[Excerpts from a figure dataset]

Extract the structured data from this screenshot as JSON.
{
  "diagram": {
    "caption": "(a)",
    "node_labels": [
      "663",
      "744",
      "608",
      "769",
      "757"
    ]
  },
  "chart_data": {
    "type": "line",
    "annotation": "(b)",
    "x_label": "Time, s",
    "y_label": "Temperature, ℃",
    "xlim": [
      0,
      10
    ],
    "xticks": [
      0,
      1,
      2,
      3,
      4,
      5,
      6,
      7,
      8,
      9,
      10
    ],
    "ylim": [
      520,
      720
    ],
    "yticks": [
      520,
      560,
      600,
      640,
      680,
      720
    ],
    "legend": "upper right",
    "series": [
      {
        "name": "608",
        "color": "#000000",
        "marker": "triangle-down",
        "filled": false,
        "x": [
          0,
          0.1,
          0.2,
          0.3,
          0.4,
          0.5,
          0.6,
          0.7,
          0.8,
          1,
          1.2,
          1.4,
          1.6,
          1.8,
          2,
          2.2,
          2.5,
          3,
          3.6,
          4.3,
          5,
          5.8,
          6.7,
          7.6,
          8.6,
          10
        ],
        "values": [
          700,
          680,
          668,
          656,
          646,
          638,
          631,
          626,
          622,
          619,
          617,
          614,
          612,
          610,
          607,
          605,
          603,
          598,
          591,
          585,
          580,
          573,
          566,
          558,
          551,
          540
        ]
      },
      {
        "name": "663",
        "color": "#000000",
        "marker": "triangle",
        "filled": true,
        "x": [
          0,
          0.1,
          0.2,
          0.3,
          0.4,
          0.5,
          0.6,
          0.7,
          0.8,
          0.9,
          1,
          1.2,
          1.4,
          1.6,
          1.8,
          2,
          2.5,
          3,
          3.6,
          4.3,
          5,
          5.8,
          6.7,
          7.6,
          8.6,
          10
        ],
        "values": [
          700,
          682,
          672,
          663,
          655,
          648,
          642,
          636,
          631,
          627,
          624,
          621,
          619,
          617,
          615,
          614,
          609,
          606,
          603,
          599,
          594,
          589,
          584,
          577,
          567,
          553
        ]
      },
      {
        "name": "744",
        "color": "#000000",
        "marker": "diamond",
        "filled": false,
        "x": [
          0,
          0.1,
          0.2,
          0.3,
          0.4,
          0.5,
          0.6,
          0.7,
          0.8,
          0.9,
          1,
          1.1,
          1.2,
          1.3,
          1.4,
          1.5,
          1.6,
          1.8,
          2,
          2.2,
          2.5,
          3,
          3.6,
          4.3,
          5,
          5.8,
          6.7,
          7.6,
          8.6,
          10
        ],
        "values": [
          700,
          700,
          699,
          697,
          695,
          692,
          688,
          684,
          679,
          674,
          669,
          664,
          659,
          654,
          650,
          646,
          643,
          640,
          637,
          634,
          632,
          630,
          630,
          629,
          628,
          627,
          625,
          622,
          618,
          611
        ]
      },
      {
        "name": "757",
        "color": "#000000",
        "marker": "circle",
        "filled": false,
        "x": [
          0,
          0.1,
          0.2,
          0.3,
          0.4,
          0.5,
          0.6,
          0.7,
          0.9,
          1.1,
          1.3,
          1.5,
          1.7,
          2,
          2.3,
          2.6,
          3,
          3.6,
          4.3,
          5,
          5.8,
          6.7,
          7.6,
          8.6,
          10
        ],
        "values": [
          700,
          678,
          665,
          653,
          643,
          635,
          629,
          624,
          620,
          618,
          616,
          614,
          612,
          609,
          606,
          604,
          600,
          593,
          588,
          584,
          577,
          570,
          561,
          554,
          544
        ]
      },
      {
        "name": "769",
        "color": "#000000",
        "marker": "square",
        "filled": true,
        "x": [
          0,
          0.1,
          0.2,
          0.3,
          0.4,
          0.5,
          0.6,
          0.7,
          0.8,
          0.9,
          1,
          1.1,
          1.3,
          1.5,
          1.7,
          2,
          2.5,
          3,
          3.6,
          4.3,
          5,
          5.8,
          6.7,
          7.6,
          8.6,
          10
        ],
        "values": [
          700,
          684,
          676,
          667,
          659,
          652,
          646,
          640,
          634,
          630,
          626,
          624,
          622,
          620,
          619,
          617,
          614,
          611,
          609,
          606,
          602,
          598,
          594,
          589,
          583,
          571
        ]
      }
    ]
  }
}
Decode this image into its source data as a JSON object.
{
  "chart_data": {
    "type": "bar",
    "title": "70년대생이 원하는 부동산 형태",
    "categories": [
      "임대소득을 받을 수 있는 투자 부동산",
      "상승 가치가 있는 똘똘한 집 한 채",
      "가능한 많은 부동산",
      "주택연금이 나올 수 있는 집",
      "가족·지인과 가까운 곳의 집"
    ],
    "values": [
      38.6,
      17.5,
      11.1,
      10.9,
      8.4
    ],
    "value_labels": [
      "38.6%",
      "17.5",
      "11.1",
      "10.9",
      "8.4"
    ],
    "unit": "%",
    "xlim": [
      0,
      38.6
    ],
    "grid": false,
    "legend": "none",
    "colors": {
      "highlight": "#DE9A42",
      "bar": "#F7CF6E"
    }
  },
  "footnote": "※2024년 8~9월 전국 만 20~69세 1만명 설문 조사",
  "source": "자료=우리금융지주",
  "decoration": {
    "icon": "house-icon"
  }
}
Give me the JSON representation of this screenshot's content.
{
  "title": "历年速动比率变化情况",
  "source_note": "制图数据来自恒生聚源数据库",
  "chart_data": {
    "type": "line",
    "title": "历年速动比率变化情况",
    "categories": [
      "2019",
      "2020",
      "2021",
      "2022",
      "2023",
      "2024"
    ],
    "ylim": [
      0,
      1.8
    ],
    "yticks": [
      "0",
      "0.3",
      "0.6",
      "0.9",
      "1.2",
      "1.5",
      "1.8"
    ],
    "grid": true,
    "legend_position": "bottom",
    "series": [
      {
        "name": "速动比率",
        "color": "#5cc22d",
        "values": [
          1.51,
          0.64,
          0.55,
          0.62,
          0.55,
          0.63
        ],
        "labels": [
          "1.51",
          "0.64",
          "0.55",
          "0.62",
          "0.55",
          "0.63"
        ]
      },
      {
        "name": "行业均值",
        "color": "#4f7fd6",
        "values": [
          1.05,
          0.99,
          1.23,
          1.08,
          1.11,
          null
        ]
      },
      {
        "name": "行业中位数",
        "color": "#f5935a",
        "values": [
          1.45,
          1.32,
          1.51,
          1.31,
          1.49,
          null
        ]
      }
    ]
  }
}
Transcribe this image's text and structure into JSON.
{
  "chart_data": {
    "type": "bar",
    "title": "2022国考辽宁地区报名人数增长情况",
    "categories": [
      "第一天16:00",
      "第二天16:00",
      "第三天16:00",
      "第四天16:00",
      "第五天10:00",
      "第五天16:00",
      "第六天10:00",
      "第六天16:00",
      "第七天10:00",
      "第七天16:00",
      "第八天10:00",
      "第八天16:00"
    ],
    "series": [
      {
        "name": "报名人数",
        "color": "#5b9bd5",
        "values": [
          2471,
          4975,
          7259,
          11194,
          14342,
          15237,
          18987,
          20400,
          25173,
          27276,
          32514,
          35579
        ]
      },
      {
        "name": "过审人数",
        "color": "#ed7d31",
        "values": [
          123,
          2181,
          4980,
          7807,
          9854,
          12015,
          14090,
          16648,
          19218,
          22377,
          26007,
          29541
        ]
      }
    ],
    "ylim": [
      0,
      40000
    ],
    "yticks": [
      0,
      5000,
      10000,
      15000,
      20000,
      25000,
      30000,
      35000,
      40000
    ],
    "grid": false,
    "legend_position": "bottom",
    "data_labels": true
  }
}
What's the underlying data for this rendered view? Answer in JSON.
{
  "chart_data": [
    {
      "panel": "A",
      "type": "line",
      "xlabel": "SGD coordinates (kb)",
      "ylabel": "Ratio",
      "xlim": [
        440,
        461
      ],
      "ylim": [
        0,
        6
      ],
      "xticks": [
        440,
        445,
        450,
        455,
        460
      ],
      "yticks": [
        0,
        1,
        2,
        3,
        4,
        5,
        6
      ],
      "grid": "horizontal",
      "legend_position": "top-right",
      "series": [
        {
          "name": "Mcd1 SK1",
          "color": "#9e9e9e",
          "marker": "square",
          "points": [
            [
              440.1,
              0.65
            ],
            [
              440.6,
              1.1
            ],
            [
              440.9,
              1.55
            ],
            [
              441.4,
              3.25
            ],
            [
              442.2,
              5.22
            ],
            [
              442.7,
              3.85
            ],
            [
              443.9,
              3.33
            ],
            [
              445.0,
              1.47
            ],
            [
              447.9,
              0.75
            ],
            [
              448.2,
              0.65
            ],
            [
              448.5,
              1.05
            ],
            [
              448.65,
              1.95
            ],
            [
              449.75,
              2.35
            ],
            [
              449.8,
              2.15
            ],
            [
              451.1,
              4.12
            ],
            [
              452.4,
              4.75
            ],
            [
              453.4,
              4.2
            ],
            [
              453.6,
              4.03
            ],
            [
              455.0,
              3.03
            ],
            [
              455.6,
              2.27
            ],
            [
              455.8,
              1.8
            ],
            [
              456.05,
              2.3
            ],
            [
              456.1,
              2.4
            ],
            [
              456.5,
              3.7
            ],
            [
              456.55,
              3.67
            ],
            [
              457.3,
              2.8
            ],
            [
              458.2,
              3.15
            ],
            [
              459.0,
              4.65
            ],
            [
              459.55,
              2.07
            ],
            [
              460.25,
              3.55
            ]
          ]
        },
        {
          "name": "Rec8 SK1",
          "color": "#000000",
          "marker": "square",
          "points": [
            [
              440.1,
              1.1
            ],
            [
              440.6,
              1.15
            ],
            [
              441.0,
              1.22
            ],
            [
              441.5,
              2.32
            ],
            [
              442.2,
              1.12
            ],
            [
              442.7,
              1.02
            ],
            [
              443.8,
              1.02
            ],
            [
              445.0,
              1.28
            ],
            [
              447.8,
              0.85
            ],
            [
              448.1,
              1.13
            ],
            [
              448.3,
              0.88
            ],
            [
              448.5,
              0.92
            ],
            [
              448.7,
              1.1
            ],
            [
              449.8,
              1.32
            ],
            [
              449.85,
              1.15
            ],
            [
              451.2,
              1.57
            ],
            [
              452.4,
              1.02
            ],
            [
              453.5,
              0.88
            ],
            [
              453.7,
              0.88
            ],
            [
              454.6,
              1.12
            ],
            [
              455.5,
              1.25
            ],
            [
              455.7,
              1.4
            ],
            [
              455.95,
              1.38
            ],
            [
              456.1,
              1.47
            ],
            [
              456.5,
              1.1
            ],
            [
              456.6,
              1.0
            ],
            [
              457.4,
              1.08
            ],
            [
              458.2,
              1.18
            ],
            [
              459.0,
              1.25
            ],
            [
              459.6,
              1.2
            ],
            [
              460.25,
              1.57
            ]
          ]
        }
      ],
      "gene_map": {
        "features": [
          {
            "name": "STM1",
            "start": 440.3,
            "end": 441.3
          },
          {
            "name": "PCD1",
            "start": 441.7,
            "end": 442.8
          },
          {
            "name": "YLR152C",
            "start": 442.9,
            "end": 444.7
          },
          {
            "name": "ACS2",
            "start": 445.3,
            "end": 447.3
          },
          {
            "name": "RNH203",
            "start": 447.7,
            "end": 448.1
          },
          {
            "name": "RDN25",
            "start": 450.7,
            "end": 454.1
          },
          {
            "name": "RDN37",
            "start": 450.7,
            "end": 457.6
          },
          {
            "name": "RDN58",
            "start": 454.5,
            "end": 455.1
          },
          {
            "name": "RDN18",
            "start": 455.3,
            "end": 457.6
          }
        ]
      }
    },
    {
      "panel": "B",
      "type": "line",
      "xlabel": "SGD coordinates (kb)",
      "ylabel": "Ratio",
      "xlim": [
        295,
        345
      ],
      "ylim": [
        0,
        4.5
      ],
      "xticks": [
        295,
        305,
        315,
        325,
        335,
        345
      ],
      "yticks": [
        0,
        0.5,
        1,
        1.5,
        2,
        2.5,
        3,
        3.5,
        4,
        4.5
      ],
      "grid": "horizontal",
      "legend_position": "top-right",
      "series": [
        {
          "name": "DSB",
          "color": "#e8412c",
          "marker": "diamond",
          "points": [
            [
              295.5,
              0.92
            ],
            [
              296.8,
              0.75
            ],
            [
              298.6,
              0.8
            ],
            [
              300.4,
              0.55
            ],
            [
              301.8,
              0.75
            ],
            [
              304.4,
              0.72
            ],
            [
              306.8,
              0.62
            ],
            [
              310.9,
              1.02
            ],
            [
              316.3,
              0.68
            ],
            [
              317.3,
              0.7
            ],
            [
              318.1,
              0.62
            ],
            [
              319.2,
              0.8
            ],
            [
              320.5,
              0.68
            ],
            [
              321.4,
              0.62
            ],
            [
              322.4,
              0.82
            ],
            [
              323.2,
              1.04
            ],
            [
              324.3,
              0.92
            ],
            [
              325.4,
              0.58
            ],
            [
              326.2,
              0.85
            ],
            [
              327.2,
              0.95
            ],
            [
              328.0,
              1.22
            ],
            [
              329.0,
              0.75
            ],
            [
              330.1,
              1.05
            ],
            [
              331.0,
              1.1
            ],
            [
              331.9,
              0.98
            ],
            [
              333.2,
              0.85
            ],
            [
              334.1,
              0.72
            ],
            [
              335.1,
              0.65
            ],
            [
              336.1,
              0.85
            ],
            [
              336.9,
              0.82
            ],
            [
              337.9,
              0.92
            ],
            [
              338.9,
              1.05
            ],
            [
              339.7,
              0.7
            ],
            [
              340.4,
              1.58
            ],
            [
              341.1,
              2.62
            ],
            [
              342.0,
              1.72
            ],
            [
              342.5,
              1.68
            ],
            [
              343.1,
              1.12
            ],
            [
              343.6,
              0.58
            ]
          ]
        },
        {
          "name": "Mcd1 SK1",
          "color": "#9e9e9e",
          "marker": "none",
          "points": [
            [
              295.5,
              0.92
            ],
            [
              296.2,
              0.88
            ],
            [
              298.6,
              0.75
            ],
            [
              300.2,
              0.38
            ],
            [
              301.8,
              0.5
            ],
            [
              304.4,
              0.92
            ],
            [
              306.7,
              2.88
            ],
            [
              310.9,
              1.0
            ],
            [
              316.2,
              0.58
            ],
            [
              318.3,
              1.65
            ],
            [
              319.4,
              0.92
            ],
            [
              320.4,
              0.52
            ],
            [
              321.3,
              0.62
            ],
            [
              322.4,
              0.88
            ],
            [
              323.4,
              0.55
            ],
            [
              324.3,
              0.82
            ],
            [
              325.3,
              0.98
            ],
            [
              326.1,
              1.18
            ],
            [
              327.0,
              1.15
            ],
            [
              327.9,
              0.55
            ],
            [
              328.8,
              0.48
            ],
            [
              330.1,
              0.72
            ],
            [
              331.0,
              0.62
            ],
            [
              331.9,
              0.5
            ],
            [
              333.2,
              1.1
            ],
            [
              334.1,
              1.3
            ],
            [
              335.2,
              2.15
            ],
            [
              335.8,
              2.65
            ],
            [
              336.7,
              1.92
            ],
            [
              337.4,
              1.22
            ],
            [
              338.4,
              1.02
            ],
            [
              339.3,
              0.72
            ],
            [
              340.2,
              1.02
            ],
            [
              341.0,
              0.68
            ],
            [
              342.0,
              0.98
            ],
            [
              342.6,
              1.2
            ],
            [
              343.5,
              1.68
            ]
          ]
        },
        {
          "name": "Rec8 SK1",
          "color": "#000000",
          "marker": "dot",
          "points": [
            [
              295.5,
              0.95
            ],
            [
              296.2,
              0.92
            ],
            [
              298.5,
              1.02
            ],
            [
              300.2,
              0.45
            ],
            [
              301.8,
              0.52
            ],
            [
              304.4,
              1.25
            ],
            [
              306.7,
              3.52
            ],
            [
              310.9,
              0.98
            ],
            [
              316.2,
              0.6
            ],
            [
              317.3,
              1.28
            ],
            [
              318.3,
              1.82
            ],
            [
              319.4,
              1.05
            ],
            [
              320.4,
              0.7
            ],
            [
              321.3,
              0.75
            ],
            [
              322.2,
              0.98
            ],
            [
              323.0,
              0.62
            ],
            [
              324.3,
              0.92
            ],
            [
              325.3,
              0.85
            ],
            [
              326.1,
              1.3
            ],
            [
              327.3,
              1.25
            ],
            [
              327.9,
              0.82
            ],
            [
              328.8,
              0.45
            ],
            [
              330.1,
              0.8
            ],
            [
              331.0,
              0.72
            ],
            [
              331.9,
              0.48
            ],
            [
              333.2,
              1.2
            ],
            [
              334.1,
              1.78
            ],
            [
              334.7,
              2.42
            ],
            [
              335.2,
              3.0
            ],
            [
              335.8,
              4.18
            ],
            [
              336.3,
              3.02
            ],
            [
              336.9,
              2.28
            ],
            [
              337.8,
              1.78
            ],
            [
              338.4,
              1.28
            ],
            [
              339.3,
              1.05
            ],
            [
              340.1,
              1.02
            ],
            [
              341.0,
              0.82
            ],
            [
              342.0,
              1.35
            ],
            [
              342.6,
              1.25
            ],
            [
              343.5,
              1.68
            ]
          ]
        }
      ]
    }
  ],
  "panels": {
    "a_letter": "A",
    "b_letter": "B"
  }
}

= Aim of the task =
Copy out every line in the listing where the word "triangle" appears.

= The output =
        "marker": "triangle-down",
        "marker": "triangle",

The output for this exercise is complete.